* BEGIN MATERIAL FOR THIS EXERCISE *
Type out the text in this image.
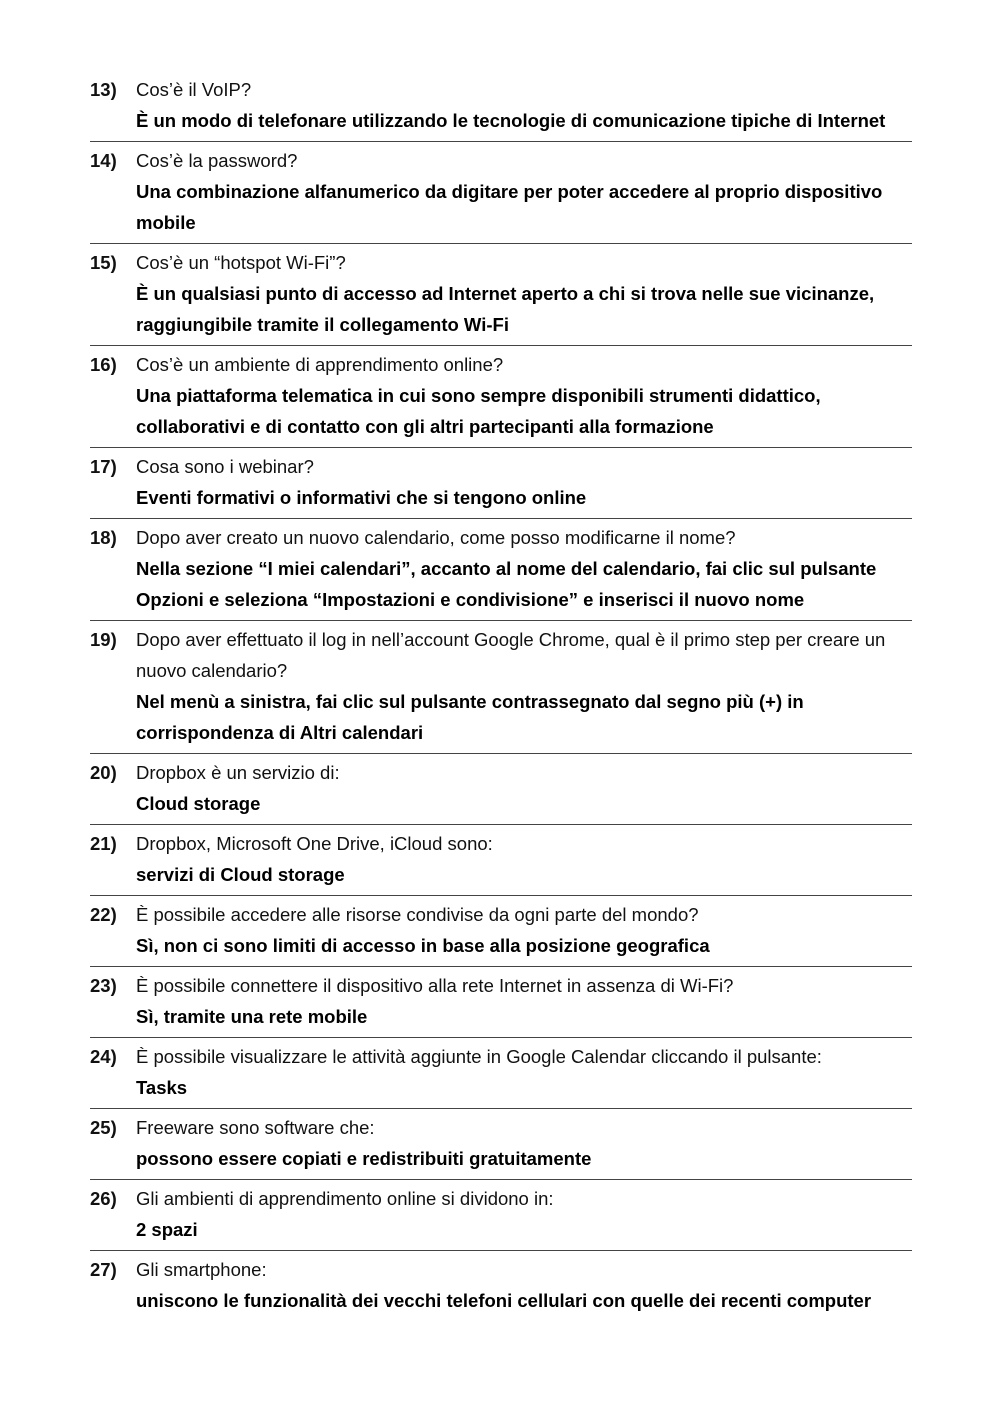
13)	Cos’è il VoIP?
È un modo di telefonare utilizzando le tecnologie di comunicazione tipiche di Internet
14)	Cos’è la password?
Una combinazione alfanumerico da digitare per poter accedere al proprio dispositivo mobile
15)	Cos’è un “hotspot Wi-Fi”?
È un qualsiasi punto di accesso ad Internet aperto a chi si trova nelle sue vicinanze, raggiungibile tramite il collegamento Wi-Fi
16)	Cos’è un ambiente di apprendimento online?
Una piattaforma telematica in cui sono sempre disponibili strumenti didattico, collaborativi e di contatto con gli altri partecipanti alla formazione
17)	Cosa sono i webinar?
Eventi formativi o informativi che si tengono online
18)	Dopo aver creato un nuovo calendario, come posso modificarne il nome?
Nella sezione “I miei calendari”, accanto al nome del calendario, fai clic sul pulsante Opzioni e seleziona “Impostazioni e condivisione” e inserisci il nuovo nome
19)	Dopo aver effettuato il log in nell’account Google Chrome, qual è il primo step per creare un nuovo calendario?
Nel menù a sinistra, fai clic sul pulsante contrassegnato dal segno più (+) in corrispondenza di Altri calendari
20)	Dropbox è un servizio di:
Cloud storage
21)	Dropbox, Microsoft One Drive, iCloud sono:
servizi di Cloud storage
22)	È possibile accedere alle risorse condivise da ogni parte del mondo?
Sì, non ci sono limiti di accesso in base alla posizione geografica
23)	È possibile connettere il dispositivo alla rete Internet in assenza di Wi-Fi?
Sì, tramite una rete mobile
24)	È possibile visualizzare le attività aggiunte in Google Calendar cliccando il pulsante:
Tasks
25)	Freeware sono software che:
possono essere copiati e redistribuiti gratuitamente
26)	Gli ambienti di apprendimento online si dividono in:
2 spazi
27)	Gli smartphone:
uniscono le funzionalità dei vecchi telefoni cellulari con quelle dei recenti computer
* END MATERIAL FOR THIS EXERCISE *
* BEGIN MATERIAL FOR THIS EXERCISE *
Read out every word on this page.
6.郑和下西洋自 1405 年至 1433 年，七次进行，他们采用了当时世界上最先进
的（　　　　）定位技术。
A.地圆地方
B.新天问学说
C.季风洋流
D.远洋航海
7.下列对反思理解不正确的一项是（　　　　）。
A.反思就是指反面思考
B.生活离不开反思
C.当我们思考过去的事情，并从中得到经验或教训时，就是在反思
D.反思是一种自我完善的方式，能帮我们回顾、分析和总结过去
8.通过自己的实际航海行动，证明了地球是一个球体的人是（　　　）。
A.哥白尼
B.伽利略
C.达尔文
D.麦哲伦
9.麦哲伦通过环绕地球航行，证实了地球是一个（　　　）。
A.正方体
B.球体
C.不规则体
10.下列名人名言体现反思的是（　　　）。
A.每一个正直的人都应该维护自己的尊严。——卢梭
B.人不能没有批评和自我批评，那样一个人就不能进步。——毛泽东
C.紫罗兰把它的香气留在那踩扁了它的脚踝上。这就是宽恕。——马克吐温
* END MATERIAL FOR THIS EXERCISE *
WHAT IS REQUIRED: Using the data above, copy each line that contains "rete".

WRITTEN SOLUTION:
23)	È possibile connettere il dispositivo alla rete Internet in assenza di Wi-Fi?
Sì, tramite una rete mobile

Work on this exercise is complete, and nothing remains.